Convert the records into a JSON list of strings with one string per line, omitting blank lines.

(A run of records)
===============
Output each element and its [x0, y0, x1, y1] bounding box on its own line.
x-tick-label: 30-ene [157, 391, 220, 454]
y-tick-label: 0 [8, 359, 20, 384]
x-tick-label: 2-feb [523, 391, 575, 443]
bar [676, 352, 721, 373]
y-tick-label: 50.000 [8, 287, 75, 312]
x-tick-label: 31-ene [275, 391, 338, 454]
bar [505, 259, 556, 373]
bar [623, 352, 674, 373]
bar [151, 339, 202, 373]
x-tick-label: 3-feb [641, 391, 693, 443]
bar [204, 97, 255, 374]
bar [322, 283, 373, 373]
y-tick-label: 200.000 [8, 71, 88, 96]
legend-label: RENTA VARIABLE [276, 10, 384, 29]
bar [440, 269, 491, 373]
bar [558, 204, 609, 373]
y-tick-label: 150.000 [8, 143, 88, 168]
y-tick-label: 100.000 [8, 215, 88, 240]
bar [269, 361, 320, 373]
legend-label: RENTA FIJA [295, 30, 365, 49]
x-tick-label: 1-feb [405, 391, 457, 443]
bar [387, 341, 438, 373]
===============
Full response -
[
  "Output each element and its [x0, y0, x1, y1] bounding box on its own line.",
  "x-tick-label: 30-ene [157, 391, 220, 454]",
  "y-tick-label: 0 [8, 359, 20, 384]",
  "x-tick-label: 2-feb [523, 391, 575, 443]",
  "bar [676, 352, 721, 373]",
  "y-tick-label: 50.000 [8, 287, 75, 312]",
  "x-tick-label: 31-ene [275, 391, 338, 454]",
  "bar [505, 259, 556, 373]",
  "bar [623, 352, 674, 373]",
  "bar [151, 339, 202, 373]",
  "x-tick-label: 3-feb [641, 391, 693, 443]",
  "bar [204, 97, 255, 374]",
  "bar [322, 283, 373, 373]",
  "y-tick-label: 200.000 [8, 71, 88, 96]",
  "legend-label: RENTA VARIABLE [276, 10, 384, 29]",
  "bar [440, 269, 491, 373]",
  "bar [558, 204, 609, 373]",
  "y-tick-label: 150.000 [8, 143, 88, 168]",
  "y-tick-label: 100.000 [8, 215, 88, 240]",
  "bar [269, 361, 320, 373]",
  "legend-label: RENTA FIJA [295, 30, 365, 49]",
  "x-tick-label: 1-feb [405, 391, 457, 443]",
  "bar [387, 341, 438, 373]"
]